● **Requirements**:
Return all lines with the word "style" in them.
<<<<
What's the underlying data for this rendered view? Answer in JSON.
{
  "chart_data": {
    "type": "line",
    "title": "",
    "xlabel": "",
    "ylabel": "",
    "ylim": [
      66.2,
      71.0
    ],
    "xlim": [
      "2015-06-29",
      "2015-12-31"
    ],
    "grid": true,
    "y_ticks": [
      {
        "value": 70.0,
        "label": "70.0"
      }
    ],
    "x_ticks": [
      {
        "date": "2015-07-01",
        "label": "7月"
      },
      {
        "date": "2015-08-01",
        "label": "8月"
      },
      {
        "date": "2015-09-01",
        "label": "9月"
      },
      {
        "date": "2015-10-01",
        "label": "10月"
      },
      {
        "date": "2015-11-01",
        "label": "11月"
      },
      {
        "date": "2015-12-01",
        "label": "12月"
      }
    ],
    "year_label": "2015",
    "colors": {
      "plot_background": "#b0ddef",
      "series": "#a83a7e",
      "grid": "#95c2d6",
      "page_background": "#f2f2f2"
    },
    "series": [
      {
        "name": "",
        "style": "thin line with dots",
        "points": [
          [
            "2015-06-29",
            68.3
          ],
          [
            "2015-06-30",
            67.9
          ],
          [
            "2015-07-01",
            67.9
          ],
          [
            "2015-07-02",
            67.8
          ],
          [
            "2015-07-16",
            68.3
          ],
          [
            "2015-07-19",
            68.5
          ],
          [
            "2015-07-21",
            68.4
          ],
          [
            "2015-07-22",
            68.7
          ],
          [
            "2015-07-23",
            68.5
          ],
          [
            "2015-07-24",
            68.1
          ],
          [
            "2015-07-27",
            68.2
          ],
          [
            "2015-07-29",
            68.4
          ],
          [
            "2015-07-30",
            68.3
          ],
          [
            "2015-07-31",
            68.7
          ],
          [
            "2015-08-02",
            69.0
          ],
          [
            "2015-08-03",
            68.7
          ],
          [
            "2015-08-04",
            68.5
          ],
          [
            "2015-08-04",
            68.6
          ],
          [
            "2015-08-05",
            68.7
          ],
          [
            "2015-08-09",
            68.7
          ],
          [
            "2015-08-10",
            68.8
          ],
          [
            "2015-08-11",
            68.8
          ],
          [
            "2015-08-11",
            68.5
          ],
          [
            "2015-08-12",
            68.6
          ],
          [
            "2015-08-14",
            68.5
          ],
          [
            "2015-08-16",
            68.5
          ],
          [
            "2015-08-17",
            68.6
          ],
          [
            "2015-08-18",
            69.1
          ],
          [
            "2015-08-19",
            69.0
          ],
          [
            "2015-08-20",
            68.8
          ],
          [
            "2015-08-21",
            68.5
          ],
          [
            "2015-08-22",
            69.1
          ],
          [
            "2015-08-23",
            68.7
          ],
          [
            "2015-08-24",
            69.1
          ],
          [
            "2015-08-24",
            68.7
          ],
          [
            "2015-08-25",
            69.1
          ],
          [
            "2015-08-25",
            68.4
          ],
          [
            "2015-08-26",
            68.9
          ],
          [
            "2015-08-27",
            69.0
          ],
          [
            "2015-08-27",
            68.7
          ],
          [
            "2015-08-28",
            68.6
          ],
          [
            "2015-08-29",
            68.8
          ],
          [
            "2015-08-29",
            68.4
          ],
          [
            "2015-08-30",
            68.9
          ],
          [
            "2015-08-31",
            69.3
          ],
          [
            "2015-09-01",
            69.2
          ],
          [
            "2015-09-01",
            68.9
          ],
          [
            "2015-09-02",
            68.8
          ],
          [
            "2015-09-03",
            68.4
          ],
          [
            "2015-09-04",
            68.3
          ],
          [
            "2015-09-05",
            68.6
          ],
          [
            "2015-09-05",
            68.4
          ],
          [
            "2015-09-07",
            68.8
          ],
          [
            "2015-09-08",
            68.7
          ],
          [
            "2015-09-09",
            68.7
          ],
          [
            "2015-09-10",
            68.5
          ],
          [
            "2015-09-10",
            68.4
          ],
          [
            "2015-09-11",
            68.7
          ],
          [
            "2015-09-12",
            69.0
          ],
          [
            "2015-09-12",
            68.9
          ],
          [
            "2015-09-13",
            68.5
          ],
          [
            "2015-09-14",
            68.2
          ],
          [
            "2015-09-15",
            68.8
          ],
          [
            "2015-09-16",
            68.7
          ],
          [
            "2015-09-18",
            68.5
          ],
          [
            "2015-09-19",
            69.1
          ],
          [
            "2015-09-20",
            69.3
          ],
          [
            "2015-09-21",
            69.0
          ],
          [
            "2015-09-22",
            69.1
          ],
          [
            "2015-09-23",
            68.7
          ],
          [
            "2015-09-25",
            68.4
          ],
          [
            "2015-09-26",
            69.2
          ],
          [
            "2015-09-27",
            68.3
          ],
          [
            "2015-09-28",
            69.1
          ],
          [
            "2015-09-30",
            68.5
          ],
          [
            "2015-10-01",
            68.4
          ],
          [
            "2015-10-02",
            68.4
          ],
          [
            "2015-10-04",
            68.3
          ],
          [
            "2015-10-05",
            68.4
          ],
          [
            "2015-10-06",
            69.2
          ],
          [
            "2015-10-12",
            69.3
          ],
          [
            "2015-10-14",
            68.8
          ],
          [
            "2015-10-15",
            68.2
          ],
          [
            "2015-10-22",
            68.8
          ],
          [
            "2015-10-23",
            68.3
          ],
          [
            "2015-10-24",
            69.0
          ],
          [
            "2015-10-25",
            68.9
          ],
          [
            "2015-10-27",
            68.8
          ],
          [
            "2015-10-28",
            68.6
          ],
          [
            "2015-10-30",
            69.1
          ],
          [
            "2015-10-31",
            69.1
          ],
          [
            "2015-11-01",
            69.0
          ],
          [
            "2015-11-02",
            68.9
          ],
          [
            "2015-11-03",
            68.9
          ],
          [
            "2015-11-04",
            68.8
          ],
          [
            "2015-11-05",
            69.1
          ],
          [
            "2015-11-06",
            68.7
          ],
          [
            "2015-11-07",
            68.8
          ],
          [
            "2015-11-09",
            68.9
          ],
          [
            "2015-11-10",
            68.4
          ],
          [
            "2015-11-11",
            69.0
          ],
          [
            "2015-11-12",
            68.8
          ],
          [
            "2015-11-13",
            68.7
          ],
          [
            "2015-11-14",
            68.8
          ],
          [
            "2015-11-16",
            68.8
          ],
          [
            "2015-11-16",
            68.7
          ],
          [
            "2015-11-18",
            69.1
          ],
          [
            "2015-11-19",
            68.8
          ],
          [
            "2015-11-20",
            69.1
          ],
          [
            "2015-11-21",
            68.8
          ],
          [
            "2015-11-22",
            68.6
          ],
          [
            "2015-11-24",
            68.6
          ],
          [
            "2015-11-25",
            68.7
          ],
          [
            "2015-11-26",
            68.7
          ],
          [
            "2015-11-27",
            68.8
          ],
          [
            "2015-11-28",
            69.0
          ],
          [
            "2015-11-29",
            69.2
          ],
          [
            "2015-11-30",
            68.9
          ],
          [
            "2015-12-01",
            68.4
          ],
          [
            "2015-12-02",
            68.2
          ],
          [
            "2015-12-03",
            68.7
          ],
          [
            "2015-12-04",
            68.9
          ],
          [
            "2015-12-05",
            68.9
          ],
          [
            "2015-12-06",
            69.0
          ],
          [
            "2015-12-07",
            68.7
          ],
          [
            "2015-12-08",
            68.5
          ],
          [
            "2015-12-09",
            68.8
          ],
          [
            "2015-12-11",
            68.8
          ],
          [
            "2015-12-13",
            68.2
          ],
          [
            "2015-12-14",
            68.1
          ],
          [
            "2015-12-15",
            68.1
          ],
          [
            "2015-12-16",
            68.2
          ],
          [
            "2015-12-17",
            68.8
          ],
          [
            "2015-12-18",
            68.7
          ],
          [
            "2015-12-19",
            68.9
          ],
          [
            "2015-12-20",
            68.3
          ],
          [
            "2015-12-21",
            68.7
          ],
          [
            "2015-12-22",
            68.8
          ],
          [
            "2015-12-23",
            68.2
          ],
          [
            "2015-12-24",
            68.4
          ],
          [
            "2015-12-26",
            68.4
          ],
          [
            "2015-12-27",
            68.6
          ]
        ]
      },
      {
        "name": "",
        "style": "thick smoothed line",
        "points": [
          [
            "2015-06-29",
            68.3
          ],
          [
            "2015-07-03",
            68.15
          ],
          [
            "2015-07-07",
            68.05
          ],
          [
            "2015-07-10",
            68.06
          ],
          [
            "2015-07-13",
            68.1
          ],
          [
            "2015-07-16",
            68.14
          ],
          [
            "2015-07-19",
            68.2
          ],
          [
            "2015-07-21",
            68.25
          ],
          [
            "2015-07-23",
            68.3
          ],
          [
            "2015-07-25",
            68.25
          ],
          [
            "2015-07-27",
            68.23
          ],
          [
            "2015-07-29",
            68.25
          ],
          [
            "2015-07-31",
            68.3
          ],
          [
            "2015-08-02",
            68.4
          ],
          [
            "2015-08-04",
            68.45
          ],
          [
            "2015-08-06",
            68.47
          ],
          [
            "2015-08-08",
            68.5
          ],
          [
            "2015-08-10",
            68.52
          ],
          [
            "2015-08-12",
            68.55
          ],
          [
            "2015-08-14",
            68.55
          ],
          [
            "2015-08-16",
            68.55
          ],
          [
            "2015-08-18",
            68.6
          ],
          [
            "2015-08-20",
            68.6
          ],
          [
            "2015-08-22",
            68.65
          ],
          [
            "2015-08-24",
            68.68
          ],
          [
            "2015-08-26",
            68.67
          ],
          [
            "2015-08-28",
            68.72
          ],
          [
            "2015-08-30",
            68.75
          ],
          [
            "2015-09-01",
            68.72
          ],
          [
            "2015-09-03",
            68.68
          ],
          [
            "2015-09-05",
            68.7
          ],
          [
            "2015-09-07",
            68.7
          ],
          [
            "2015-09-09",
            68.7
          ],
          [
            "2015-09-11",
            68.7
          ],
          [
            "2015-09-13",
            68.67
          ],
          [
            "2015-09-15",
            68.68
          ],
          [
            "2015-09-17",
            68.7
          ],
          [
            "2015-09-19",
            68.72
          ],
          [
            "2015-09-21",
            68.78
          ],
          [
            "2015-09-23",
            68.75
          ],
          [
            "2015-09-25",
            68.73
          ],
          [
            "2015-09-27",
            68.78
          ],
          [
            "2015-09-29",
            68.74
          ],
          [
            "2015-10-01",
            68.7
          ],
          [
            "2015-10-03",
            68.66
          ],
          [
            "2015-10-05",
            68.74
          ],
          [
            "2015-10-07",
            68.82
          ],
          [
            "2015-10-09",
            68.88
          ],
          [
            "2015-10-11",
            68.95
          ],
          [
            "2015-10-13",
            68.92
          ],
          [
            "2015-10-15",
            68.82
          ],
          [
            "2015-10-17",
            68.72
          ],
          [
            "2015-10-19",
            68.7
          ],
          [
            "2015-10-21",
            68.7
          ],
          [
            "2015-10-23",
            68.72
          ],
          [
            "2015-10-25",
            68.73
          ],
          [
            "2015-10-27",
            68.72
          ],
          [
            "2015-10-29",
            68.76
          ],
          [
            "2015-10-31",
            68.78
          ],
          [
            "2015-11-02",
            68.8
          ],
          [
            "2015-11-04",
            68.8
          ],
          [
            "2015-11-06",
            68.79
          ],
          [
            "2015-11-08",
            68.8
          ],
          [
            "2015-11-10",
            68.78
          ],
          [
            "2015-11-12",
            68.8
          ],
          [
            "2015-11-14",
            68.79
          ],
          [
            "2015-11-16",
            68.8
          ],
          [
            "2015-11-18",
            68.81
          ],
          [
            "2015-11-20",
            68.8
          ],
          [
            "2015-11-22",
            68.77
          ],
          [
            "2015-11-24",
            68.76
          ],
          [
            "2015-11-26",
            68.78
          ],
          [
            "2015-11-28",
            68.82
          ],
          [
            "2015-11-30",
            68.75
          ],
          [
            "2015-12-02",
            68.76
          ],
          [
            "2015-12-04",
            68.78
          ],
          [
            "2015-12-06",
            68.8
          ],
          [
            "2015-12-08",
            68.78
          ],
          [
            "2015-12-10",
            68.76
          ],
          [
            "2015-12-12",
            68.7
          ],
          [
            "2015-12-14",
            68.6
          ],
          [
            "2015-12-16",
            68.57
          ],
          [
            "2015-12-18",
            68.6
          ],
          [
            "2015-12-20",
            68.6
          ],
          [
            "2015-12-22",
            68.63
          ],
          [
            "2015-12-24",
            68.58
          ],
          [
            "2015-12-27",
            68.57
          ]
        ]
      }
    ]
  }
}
>>>>
<<<<
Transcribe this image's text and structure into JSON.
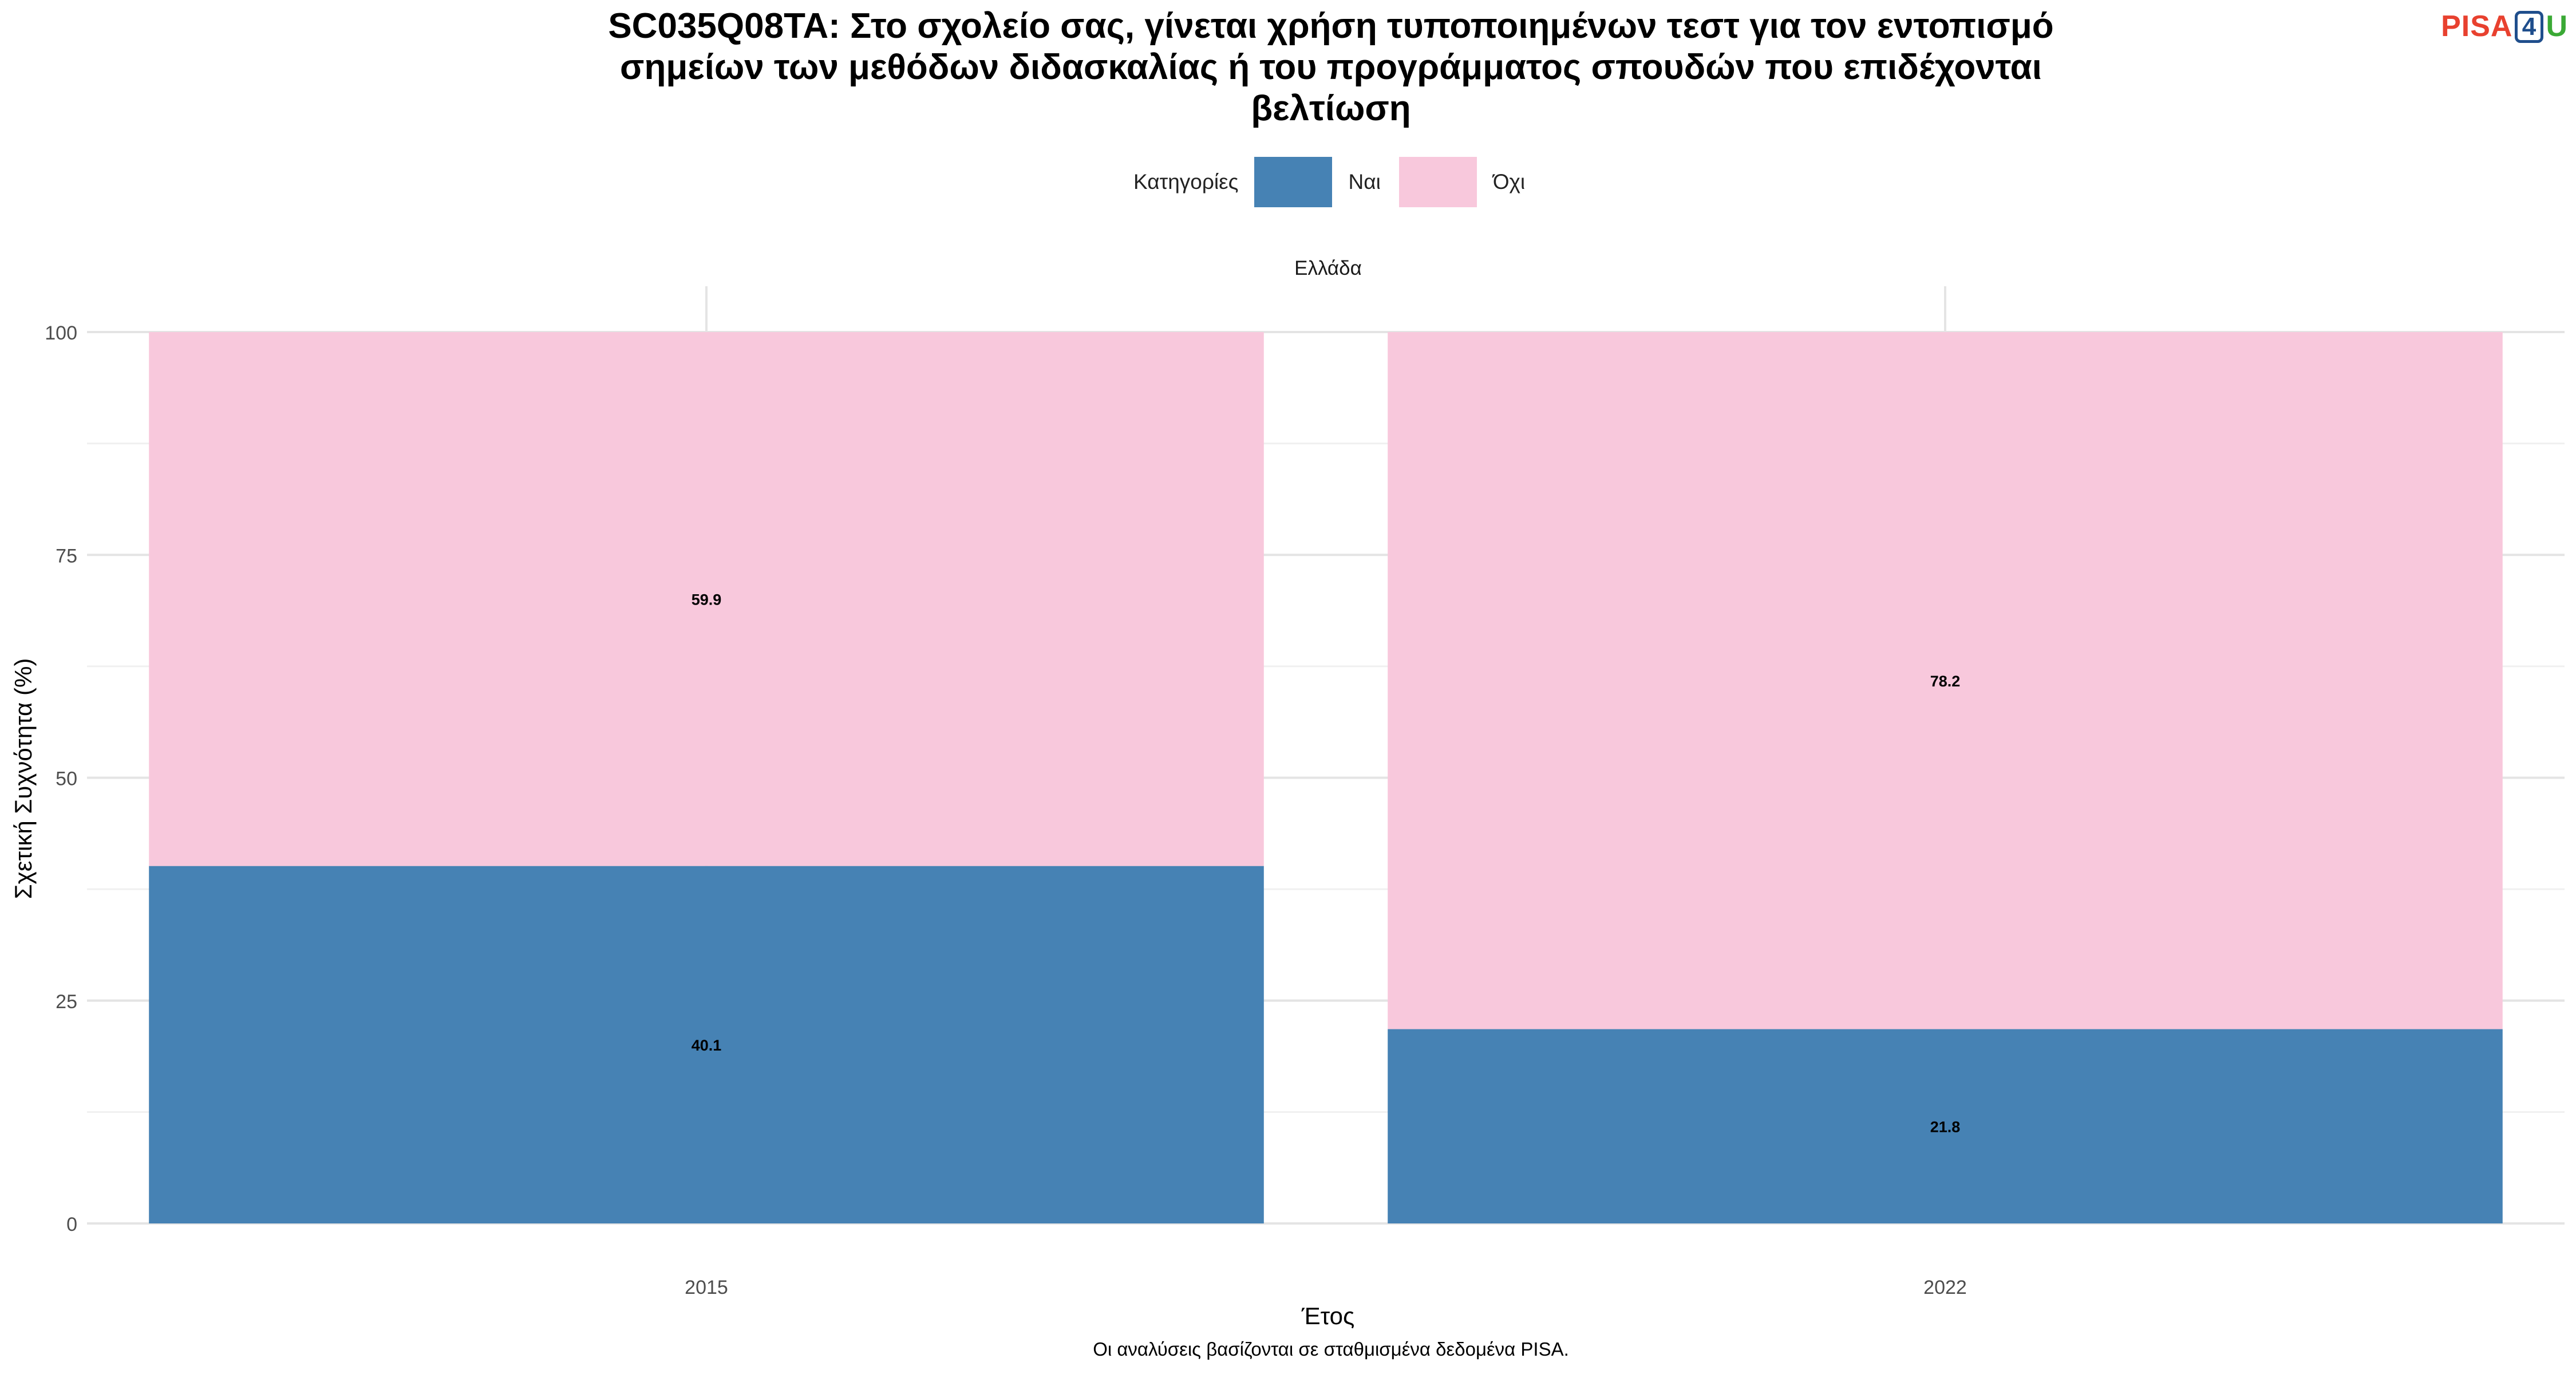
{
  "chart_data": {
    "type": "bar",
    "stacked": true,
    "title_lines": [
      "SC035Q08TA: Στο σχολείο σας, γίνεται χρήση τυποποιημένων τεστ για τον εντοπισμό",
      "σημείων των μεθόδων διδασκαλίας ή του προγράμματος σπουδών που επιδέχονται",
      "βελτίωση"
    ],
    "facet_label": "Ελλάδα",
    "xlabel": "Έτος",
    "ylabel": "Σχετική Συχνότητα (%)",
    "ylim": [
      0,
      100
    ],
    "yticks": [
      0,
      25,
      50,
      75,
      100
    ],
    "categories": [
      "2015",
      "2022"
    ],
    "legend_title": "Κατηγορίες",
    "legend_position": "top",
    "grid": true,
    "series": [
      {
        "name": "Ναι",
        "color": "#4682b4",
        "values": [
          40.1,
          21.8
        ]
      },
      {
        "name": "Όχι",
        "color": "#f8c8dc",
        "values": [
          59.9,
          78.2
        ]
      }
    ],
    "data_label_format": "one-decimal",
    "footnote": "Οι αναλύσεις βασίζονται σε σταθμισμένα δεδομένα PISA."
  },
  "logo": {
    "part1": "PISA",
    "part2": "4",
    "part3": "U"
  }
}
>>>>
● **Answer for this exercise**:
        "style": "thin line with dots",
        "style": "thick smoothed line",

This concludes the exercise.